── Excerpted data
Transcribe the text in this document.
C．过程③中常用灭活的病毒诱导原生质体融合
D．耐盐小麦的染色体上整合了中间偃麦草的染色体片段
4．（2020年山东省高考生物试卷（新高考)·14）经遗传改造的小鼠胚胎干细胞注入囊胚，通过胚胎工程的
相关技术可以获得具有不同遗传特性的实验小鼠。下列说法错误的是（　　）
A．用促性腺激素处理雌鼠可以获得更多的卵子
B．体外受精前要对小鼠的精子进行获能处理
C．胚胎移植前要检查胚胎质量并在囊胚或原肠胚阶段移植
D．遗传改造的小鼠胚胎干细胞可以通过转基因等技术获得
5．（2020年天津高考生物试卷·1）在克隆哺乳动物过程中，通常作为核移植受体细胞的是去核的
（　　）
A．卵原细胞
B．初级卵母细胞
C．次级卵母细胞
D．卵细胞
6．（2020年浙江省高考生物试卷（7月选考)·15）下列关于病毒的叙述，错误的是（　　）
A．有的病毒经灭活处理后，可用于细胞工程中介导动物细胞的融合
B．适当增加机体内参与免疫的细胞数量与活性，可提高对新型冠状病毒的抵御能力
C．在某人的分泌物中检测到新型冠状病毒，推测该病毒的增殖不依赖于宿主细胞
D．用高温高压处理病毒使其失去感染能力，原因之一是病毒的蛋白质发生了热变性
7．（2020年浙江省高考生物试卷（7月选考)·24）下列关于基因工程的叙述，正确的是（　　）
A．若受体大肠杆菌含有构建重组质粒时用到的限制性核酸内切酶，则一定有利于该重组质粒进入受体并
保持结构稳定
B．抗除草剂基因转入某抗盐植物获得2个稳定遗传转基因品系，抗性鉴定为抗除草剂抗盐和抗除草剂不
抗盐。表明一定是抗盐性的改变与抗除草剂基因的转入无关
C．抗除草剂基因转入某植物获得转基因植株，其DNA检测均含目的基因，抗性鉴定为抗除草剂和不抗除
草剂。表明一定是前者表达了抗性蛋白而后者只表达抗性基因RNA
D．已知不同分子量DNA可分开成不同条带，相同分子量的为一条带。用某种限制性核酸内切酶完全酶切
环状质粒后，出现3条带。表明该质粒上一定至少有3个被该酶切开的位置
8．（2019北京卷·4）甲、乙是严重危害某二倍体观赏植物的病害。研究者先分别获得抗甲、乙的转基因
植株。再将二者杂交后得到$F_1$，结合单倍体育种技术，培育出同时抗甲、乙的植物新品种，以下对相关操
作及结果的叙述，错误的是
────
§ Aim of the exercise
Repeat the data precisely, reproducing every entry.

§ Written reply
Transcribe the text in this document.
C．过程③中常用灭活的病毒诱导原生质体融合
D．耐盐小麦的染色体上整合了中间偃麦草的染色体片段
4．（2020年山东省高考生物试卷（新高考)·14）经遗传改造的小鼠胚胎干细胞注入囊胚，通过胚胎工程的
相关技术可以获得具有不同遗传特性的实验小鼠。下列说法错误的是（　　）
A．用促性腺激素处理雌鼠可以获得更多的卵子
B．体外受精前要对小鼠的精子进行获能处理
C．胚胎移植前要检查胚胎质量并在囊胚或原肠胚阶段移植
D．遗传改造的小鼠胚胎干细胞可以通过转基因等技术获得
5．（2020年天津高考生物试卷·1）在克隆哺乳动物过程中，通常作为核移植受体细胞的是去核的
（　　）
A．卵原细胞
B．初级卵母细胞
C．次级卵母细胞
D．卵细胞
6．（2020年浙江省高考生物试卷（7月选考)·15）下列关于病毒的叙述，错误的是（　　）
A．有的病毒经灭活处理后，可用于细胞工程中介导动物细胞的融合
B．适当增加机体内参与免疫的细胞数量与活性，可提高对新型冠状病毒的抵御能力
C．在某人的分泌物中检测到新型冠状病毒，推测该病毒的增殖不依赖于宿主细胞
D．用高温高压处理病毒使其失去感染能力，原因之一是病毒的蛋白质发生了热变性
7．（2020年浙江省高考生物试卷（7月选考)·24）下列关于基因工程的叙述，正确的是（　　）
A．若受体大肠杆菌含有构建重组质粒时用到的限制性核酸内切酶，则一定有利于该重组质粒进入受体并
保持结构稳定
B．抗除草剂基因转入某抗盐植物获得2个稳定遗传转基因品系，抗性鉴定为抗除草剂抗盐和抗除草剂不
抗盐。表明一定是抗盐性的改变与抗除草剂基因的转入无关
C．抗除草剂基因转入某植物获得转基因植株，其DNA检测均含目的基因，抗性鉴定为抗除草剂和不抗除
草剂。表明一定是前者表达了抗性蛋白而后者只表达抗性基因RNA
D．已知不同分子量DNA可分开成不同条带，相同分子量的为一条带。用某种限制性核酸内切酶完全酶切
环状质粒后，出现3条带。表明该质粒上一定至少有3个被该酶切开的位置
8．（2019北京卷·4）甲、乙是严重危害某二倍体观赏植物的病害。研究者先分别获得抗甲、乙的转基因
植株。再将二者杂交后得到$F_1$，结合单倍体育种技术，培育出同时抗甲、乙的植物新品种，以下对相关操
作及结果的叙述，错误的是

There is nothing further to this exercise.